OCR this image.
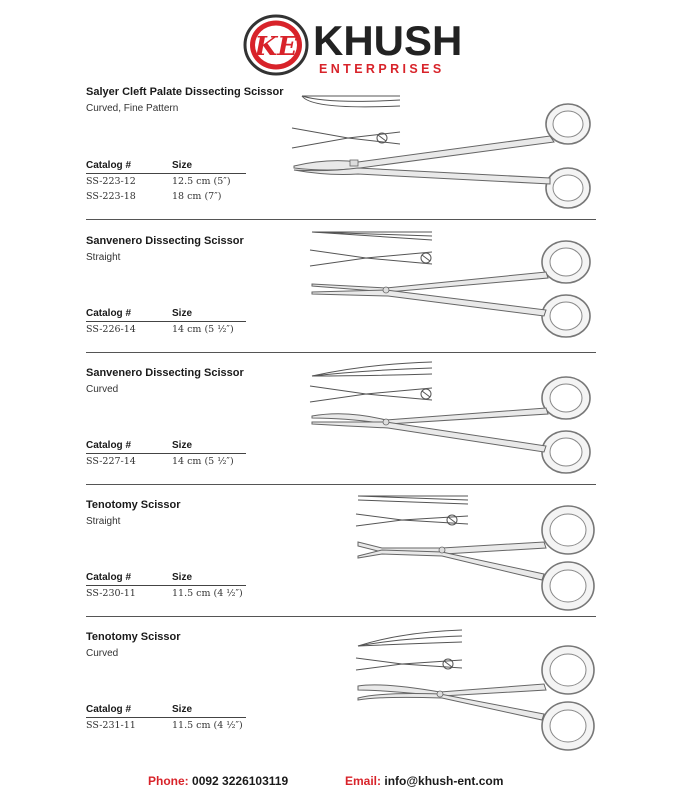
KE KHUSH
ENTERPRISES
Salyer Cleft Palate Dissecting Scissor
Curved, Fine Pattern
Catalog #	Size
SS-223-12	12.5 cm (5″)
SS-223-18	18 cm (7″)
Sanvenero Dissecting Scissor
Straight
Catalog #	Size
SS-226-14	14 cm (5 ½″)
Sanvenero Dissecting Scissor
Curved
Catalog #	Size
SS-227-14	14 cm (5 ½″)
Tenotomy Scissor
Straight
Catalog #	Size
SS-230-11	11.5 cm (4 ½″)
Tenotomy Scissor
Curved
Catalog #	Size
SS-231-11	11.5 cm (4 ½″)
Phone: 0092 3226103119	Email: info@khush-ent.com
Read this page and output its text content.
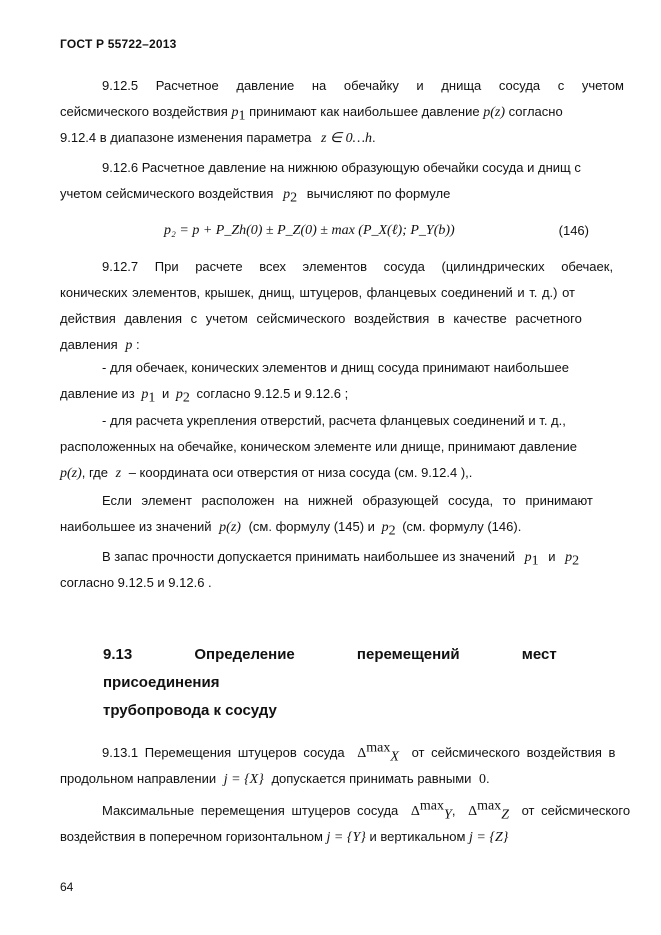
ГОСТ Р 55722–2013
9.12.5 Расчетное давление на обечайку и днища сосуда с учетом
сейсмического воздействия $p_1$ принимают как наибольшее давление p(z) согласно
9.12.4 в диапазоне изменения параметра z ∈ 0…h.
9.12.6 Расчетное давление на нижнюю образующую обечайки сосуда и днищ с
учетом сейсмического воздействия $p_2$ вычисляют по формуле
p₂ = p + P_Zh(0) ± P_Z(0) ± max (P_X(ℓ); P_Y(b))	(146)
9.12.7 При расчете всех элементов сосуда (цилиндрических обечаек,
конических элементов, крышек, днищ, штуцеров, фланцевых соединений и т. д.) от
действия давления с учетом сейсмического воздействия в качестве расчетного
давления p :
- для обечаек, конических элементов и днищ сосуда принимают наибольшее
давление из $p_1$ и $p_2$ согласно 9.12.5 и 9.12.6 ;
- для расчета укрепления отверстий, расчета фланцевых соединений и т. д.,
расположенных на обечайке, коническом элементе или днище, принимают давление
p(z), где z – координата оси отверстия от низа сосуда (см. 9.12.4 ),.
Если элемент расположен на нижней образующей сосуда, то принимают
наибольшее из значений p(z) (см. формулу (145) и $p_2$ (см. формулу (146).
В запас прочности допускается принимать наибольшее из значений $p_1$ и $p_2$
согласно 9.12.5 и 9.12.6 .
9.13 Определение перемещений мест присоединения
трубопровода к сосуду
9.13.1 Перемещения штуцеров сосуда $\Delta^{max}_X$ от сейсмического воздействия в
продольном направлении j = {X} допускается принимать равными 0.
Максимальные перемещения штуцеров сосуда $\Delta^{max}_Y$, $\Delta^{max}_Z$ от сейсмического
воздействия в поперечном горизонтальном j = {Y} и вертикальном j = {Z}
64
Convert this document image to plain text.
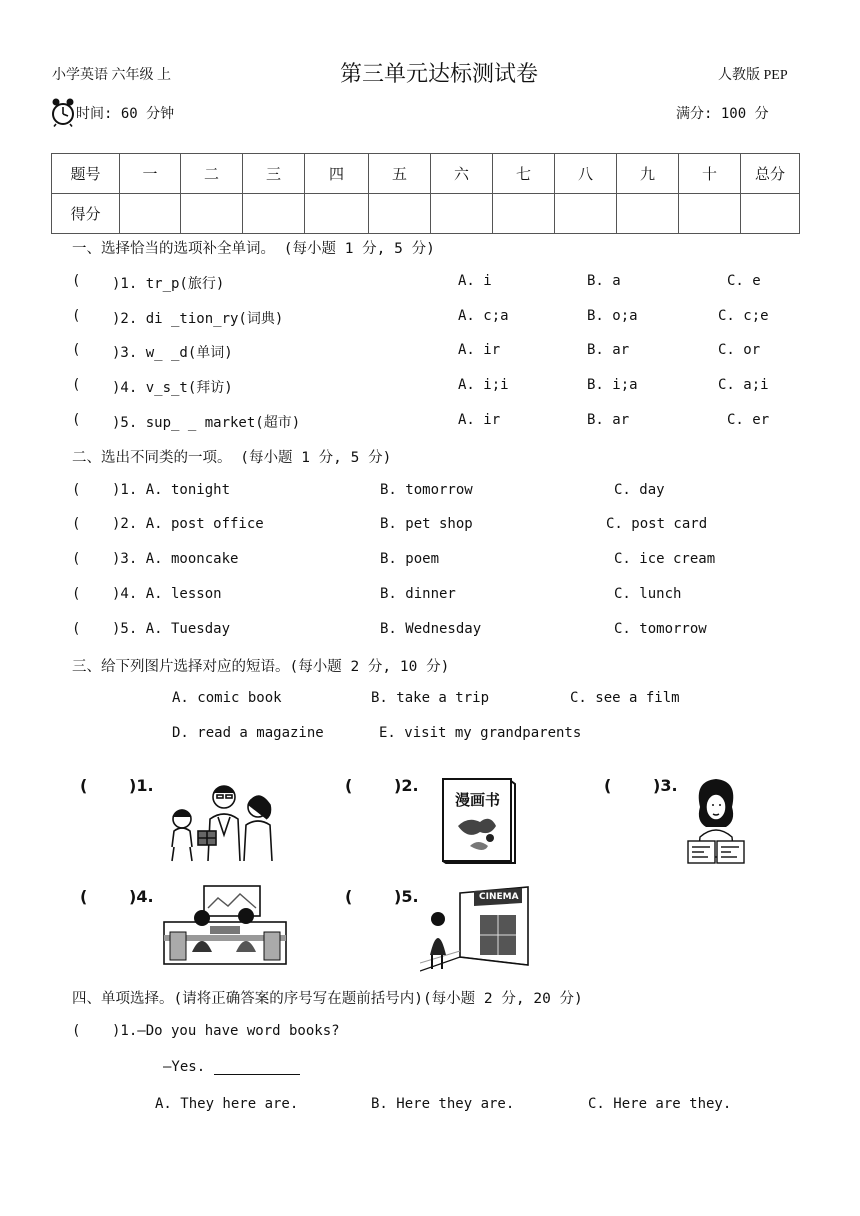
小学英语 六年级 上	第三单元达标测试卷	人教版 PEP
时间: 60 分钟	满分: 100 分
题号	一	二	三	四	五	六	七	八	九	十	总分
得分											
一、选择恰当的选项补全单词。 (每小题 1 分, 5 分)
( )1. tr_p(旅行)	A. i	B. a	C. e
( )2. di _tion_ry(词典)	A. c;a	B. o;a	C. c;e
( )3. w_ _d(单词)	A. ir	B. ar	C. or
( )4. v_s_t(拜访)	A. i;i	B. i;a	C. a;i
( )5. sup_ _ market(超市)	A. ir	B. ar	C. er
二、选出不同类的一项。 (每小题 1 分, 5 分)
( )1. A. tonight	B. tomorrow	C. day
( )2. A. post office	B. pet shop	C. post card
( )3. A. mooncake	B. poem	C. ice cream
( )4. A. lesson	B. dinner	C. lunch
( )5. A. Tuesday	B. Wednesday	C. tomorrow
三、给下列图片选择对应的短语。(每小题 2 分, 10 分)
A. comic book	B. take a trip	C. see a film
D. read a magazine	E. visit my grandparents
(	)1.	(	)2.	(	)3.
(	)4.	(	)5.
漫画书
CINEMA
四、单项选择。(请将正确答案的序号写在题前括号内)(每小题 2 分, 20 分)
( )1.—Do you have word books?
—Yes.
A. They here are.	B. Here they are.	C. Here are they.
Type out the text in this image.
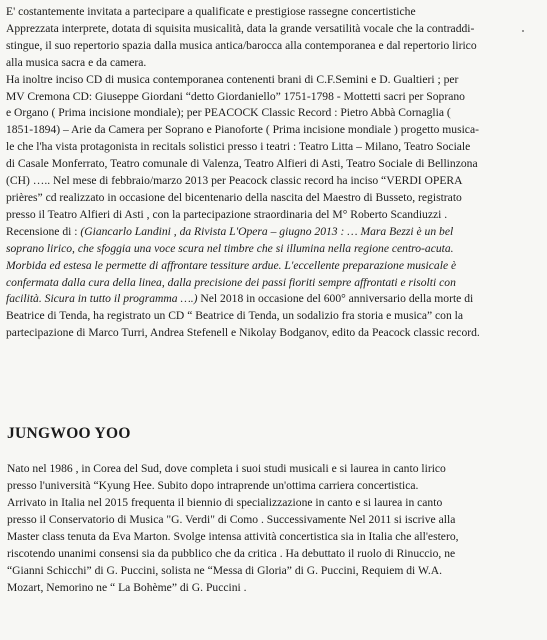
E' costantemente invitata a partecipare a qualificate e prestigiose rassegne concertistiche

Apprezzata interprete, dotata di squisita musicalità, data la grande versatilità vocale che la contraddi-

stingue, il suo repertorio spazia dalla musica antica/barocca alla contemporanea e dal repertorio lirico

alla musica sacra e da camera.

Ha inoltre inciso CD di musica contemporanea contenenti brani di C.F.Semini e D. Gualtieri ; per

MV Cremona CD: Giuseppe Giordani “detto Giordaniello” 1751-1798 - Mottetti sacri per Soprano

e Organo ( Prima incisione mondiale); per PEACOCK Classic Record : Pietro Abbà Cornaglia (

1851-1894) – Arie da Camera per Soprano e Pianoforte ( Prima incisione mondiale ) progetto musica-

le che l'ha vista protagonista in recitals solistici presso i teatri : Teatro Litta – Milano, Teatro Sociale

di Casale Monferrato, Teatro comunale di Valenza, Teatro Alfieri di Asti, Teatro Sociale di Bellinzona

(CH) ….. Nel mese di febbraio/marzo 2013 per Peacock classic record ha inciso “VERDI OPERA

prières” cd realizzato in occasione del bicentenario della nascita del Maestro di Busseto, registrato

presso il Teatro Alfieri di Asti , con la partecipazione straordinaria del M° Roberto Scandiuzzi .

Recensione di : (Giancarlo Landini , da Rivista L'Opera – giugno 2013 : … Mara Bezzi è un bel

soprano lirico, che sfoggia una voce scura nel timbre che si illumina nella regione centro-acuta.

Morbida ed estesa le permette di affrontare tessiture ardue. L'eccellente preparazione musicale è

confermata dalla cura della linea, dalla precisione dei passi fioriti sempre affrontati e risolti con

facilità. Sicura in tutto il programma ….) Nel 2018 in occasione del 600° anniversario della morte di

Beatrice di Tenda, ha registrato un CD “ Beatrice di Tenda, un sodalizio fra storia e musica” con la

partecipazione di Marco Turri, Andrea Stefenell e Nikolay Bodganov, edito da Peacock classic record.

JUNGWOO YOO

Nato nel 1986 , in Corea del Sud, dove completa i suoi studi musicali e si laurea in canto lirico

presso l'università “Kyung Hee. Subito dopo intraprende un'ottima carriera concertistica.

Arrivato in Italia nel 2015 frequenta il biennio di specializzazione in canto e si laurea in canto

presso il Conservatorio di Musica "G. Verdi" di Como . Successivamente Nel 2011 si iscrive alla

Master class tenuta da Eva Marton. Svolge intensa attività concertistica sia in Italia che all'estero,

riscotendo unanimi consensi sia da pubblico che da critica . Ha debuttato il ruolo di Rinuccio, ne

“Gianni Schicchi” di G. Puccini, solista ne “Messa di Gloria” di G. Puccini, Requiem di W.A.

Mozart, Nemorino ne “ La Bohème” di G. Puccini .
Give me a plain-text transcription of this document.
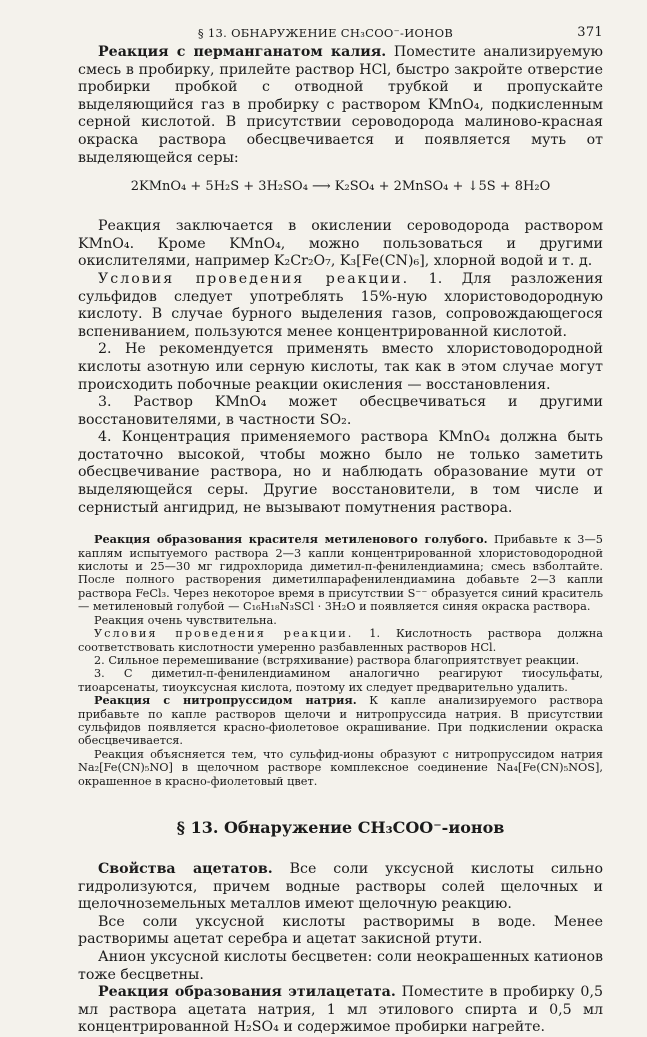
§ 13. ОБНАРУЖЕНИЕ CH₃COO⁻-ИОНОВ	371

Реакция с перманганатом калия. Поместите анализируемую смесь в пробирку, прилейте раствор HCl, быстро закройте отверстие пробирки пробкой с отводной трубкой и пропускайте выделяющийся газ в пробирку с раствором KMnO₄, подкисленным серной кислотой. В присутствии сероводорода малиново-красная окраска раствора обесцвечивается и появляется муть от выделяющейся серы:

2KMnO₄ + 5H₂S + 3H₂SO₄ ⟶ K₂SO₄ + 2MnSO₄ + ↓5S + 8H₂O

Реакция заключается в окислении сероводорода раствором KMnO₄. Кроме KMnO₄, можно пользоваться и другими окислителями, например K₂Cr₂O₇, K₃[Fe(CN)₆], хлорной водой и т. д.

Условия проведения реакции. 1. Для разложения сульфидов следует употреблять 15%-ную хлористоводородную кислоту. В случае бурного выделения газов, сопровождающегося вспениванием, пользуются менее концентрированной кислотой.

2. Не рекомендуется применять вместо хлористоводородной кислоты азотную или серную кислоты, так как в этом случае могут происходить побочные реакции окисления — восстановления.

3. Раствор KMnO₄ может обесцвечиваться и другими восстановителями, в частности SO₂.

4. Концентрация применяемого раствора KMnO₄ должна быть достаточно высокой, чтобы можно было не только заметить обесцвечивание раствора, но и наблюдать образование мути от выделяющейся серы. Другие восстановители, в том числе и сернистый ангидрид, не вызывают помутнения раствора.

Реакция образования красителя метиленового голубого. Прибавьте к 3—5 каплям испытуемого раствора 2—3 капли концентрированной хлористоводородной кислоты и 25—30 мг гидрохлорида диметил-п-фенилендиамина; смесь взболтайте. После полного растворения диметилпарафенилендиамина добавьте 2—3 капли раствора FeCl₃. Через некоторое время в присутствии S⁻⁻ образуется синий краситель — метиленовый голубой — C₁₆H₁₈N₃SCl · 3H₂O и появляется синяя окраска раствора.

Реакция очень чувствительна.

Условия проведения реакции. 1. Кислотность раствора должна соответствовать кислотности умеренно разбавленных растворов HCl.

2. Сильное перемешивание (встряхивание) раствора благоприятствует реакции.

3. С диметил-п-фенилендиамином аналогично реагируют тиосульфаты, тиоарсенаты, тиоуксусная кислота, поэтому их следует предварительно удалить.

Реакция с нитропруссидом натрия. К капле анализируемого раствора прибавьте по капле растворов щелочи и нитропруссида натрия. В присутствии сульфидов появляется красно-фиолетовое окрашивание. При подкислении окраска обесцвечивается.

Реакция объясняется тем, что сульфид-ионы образуют с нитропруссидом натрия Na₂[Fe(CN)₅NO] в щелочном растворе комплексное соединение Na₄[Fe(CN)₅NOS], окрашенное в красно-фиолетовый цвет.

§ 13. Обнаружение CH₃COO⁻-ионов

Свойства ацетатов. Все соли уксусной кислоты сильно гидролизуются, причем водные растворы солей щелочных и щелочноземельных металлов имеют щелочную реакцию.

Все соли уксусной кислоты растворимы в воде. Менее растворимы ацетат серебра и ацетат закисной ртути.

Анион уксусной кислоты бесцветен: соли неокрашенных катионов тоже бесцветны.

Реакция образования этилацетата. Поместите в пробирку 0,5 мл раствора ацетата натрия, 1 мл этилового спирта и 0,5 мл концентрированной H₂SO₄ и содержимое пробирки нагрейте.
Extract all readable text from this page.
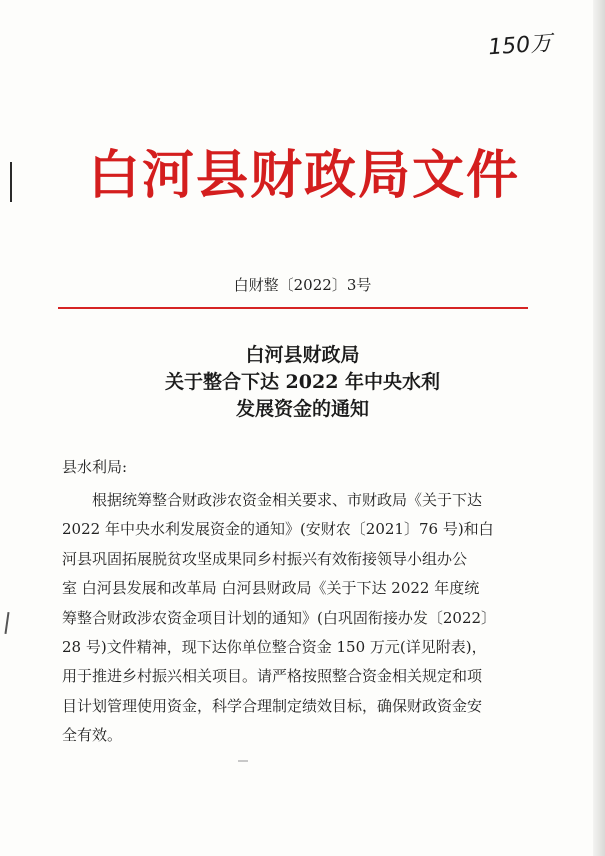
150万
白河县财政局文件
白财整〔2022〕3号
白河县财政局
关于整合下达 2022 年中央水利
发展资金的通知
县水利局:
根据统筹整合财政涉农资金相关要求、市财政局《关于下达
2022 年中央水利发展资金的通知》(安财农〔2021〕76 号)和白
河县巩固拓展脱贫攻坚成果同乡村振兴有效衔接领导小组办公
室 白河县发展和改革局 白河县财政局《关于下达 2022 年度统
筹整合财政涉农资金项目计划的通知》(白巩固衔接办发〔2022〕
28 号)文件精神，现下达你单位整合资金 150 万元(详见附表)，
用于推进乡村振兴相关项目。请严格按照整合资金相关规定和项
目计划管理使用资金，科学合理制定绩效目标，确保财政资金安
全有效。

WHAT YOU ARE ASKED TO DO:
In the entries above, identify each line that includes the string "concertistica", then copy it.

FULL RESPONSE:
presso l'università “Kyung Hee. Subito dopo intraprende un'ottima carriera concertistica.
Master class tenuta da Eva Marton. Svolge intensa attività concertistica sia in Italia che all'estero,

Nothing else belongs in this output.